__WRITTEN REQUEST__: From the data below, extract every line that contains the string "Médias" and copy each one in full.

__DATASET EXTRACT__:
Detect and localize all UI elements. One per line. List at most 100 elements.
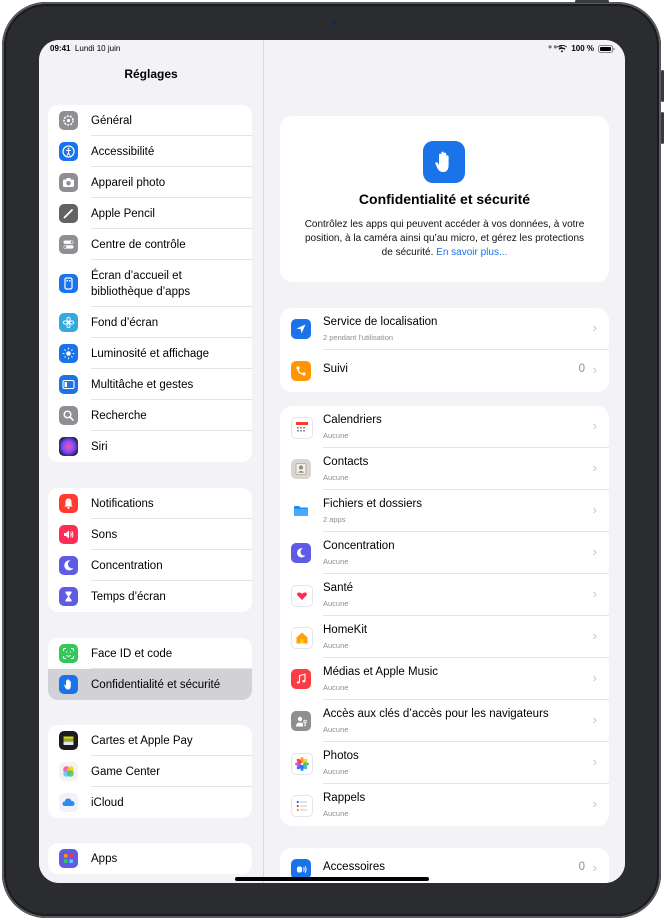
row-title: Accessoires <box>323 861 385 873</box>
row-subtitle: 2 pendant l’utilisation <box>323 333 394 342</box>
gear-icon <box>59 111 78 130</box>
accessibility-icon <box>59 142 78 161</box>
sidebar-group-accounts: Cartes et Apple Pay Game Center iCloud <box>48 725 252 818</box>
sidebar-item-label: Accessibilité <box>91 145 155 158</box>
sidebar-item-screen-time[interactable]: Temps d’écran <box>48 581 252 612</box>
row-tracking[interactable]: Suivi 0 › <box>280 350 609 392</box>
sidebar-item-focus[interactable]: Concentration <box>48 550 252 581</box>
sidebar-item-display[interactable]: Luminosité et affichage <box>48 338 252 369</box>
sidebar-item-wallet[interactable]: Cartes et Apple Pay <box>48 725 252 756</box>
sidebar-item-label: Multitâche et gestes <box>91 378 194 391</box>
row-calendars[interactable]: Calendriers Aucune › <box>280 406 609 448</box>
cloud-icon <box>59 793 78 812</box>
page-title: Confidentialité et sécurité <box>358 191 531 207</box>
sidebar-item-label: Cartes et Apple Pay <box>91 734 193 747</box>
location-arrow-icon <box>291 319 311 339</box>
sidebar-group-notifications: Notifications Sons Concentration Temps d… <box>48 488 252 612</box>
row-subtitle: Aucune <box>323 809 349 818</box>
row-title: Photos <box>323 750 359 762</box>
contacts-icon <box>291 459 311 479</box>
chevron-right-icon: › <box>592 670 597 685</box>
status-time: 09:41 <box>50 44 71 53</box>
faceid-icon <box>59 644 78 663</box>
sidebar-item-game-center[interactable]: Game Center <box>48 756 252 787</box>
battery-icon <box>598 44 615 53</box>
folder-icon <box>291 501 311 521</box>
sidebar-item-accessibility[interactable]: Accessibilité <box>48 136 252 167</box>
sidebar: 09:41 Lundi 10 juin Réglages Général Acc… <box>39 40 264 883</box>
sidebar-item-privacy[interactable]: Confidentialité et sécurité <box>48 669 252 700</box>
learn-more-link[interactable]: En savoir plus... <box>436 247 507 258</box>
sidebar-item-camera[interactable]: Appareil photo <box>48 167 252 198</box>
row-media-apple-music[interactable]: Médias et Apple Music Aucune › <box>280 658 609 700</box>
wallet-icon <box>59 731 78 750</box>
privacy-header-card: Confidentialité et sécurité Contrôlez le… <box>280 116 609 282</box>
row-title: Fichiers et dossiers <box>323 498 423 510</box>
sidebar-item-home-screen[interactable]: Écran d’accueil et bibliothèque d’apps <box>48 260 252 307</box>
row-subtitle: 2 apps <box>323 515 346 524</box>
sidebar-item-control-center[interactable]: Centre de contrôle <box>48 229 252 260</box>
row-subtitle: Aucune <box>323 599 349 608</box>
sidebar-item-siri[interactable]: Siri <box>48 431 252 462</box>
wifi-icon <box>557 44 568 52</box>
sidebar-item-label: Appareil photo <box>91 176 166 189</box>
row-title: Suivi <box>323 363 348 375</box>
status-date: Lundi 10 juin <box>74 44 121 53</box>
row-reminders[interactable]: Rappels Aucune › <box>280 784 609 826</box>
row-homekit[interactable]: HomeKit Aucune › <box>280 616 609 658</box>
heart-icon <box>291 585 313 607</box>
row-title: HomeKit <box>323 624 368 636</box>
top-button <box>575 0 609 3</box>
photos-icon <box>291 753 313 775</box>
row-focus[interactable]: Concentration Aucune › <box>280 532 609 574</box>
sidebar-item-label: Siri <box>91 440 108 453</box>
sidebar-item-icloud[interactable]: iCloud <box>48 787 252 818</box>
reminders-icon <box>291 795 313 817</box>
row-subtitle: Aucune <box>323 431 349 440</box>
siri-icon <box>59 437 78 456</box>
chevron-right-icon: › <box>592 712 597 727</box>
row-passkeys-browsers[interactable]: Accès aux clés d’accès pour les navigate… <box>280 700 609 742</box>
sidebar-group-general: Général Accessibilité Appareil photo App… <box>48 105 252 462</box>
chevron-right-icon: › <box>592 418 597 433</box>
sidebar-item-face-id[interactable]: Face ID et code <box>48 638 252 669</box>
wallpaper-icon <box>59 313 78 332</box>
sidebar-item-multitasking[interactable]: Multitâche et gestes <box>48 369 252 400</box>
row-subtitle: Aucune <box>323 641 349 650</box>
multitasking-icon <box>59 375 78 394</box>
sidebar-title: Réglages <box>124 67 178 81</box>
chevron-right-icon: › <box>592 362 597 377</box>
row-files-folders[interactable]: Fichiers et dossiers 2 apps › <box>280 490 609 532</box>
hand-icon <box>59 675 78 694</box>
home-icon <box>291 627 313 649</box>
row-subtitle: Aucune <box>323 473 349 482</box>
sidebar-item-wallpaper[interactable]: Fond d’écran <box>48 307 252 338</box>
row-contacts[interactable]: Contacts Aucune › <box>280 448 609 490</box>
sidebar-item-general[interactable]: Général <box>48 105 252 136</box>
row-title: Service de localisation <box>323 316 438 328</box>
sidebar-item-search[interactable]: Recherche <box>48 400 252 431</box>
sidebar-item-label: Game Center <box>91 765 161 778</box>
volume-button <box>661 112 664 144</box>
sidebar-item-label: Face ID et code <box>91 647 173 660</box>
home-indicator[interactable] <box>235 877 429 881</box>
sidebar-item-notifications[interactable]: Notifications <box>48 488 252 519</box>
brightness-icon <box>59 344 78 363</box>
sidebar-item-apple-pencil[interactable]: Apple Pencil <box>48 198 252 229</box>
accessories-icon <box>291 859 311 879</box>
chevron-right-icon: › <box>592 320 597 335</box>
camera-icon <box>59 173 78 192</box>
row-location-services[interactable]: Service de localisation 2 pendant l’util… <box>280 308 609 350</box>
battery-percentage: 100 % <box>571 44 594 53</box>
chevron-right-icon: › <box>592 586 597 601</box>
sidebar-item-sounds[interactable]: Sons <box>48 519 252 550</box>
page-description: Contrôlez les apps qui peuvent accéder à… <box>300 218 589 260</box>
row-title: Concentration <box>323 540 395 552</box>
row-photos[interactable]: Photos Aucune › <box>280 742 609 784</box>
row-title: Médias et Apple Music <box>323 666 439 678</box>
sidebar-group-apps: Apps <box>48 843 252 874</box>
row-health[interactable]: Santé Aucune › <box>280 574 609 616</box>
sidebar-item-label: Confidentialité et sécurité <box>91 678 221 691</box>
sidebar-item-apps[interactable]: Apps <box>48 843 252 874</box>
sidebar-item-label: Concentration <box>91 559 163 572</box>
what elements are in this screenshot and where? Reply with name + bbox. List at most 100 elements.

__EXERCISE OUTPUT__:
row-media-apple-music[interactable]: Médias et Apple Music Aucune › <box>280 658 609 700</box>
row-title: Médias et Apple Music <box>323 666 439 678</box>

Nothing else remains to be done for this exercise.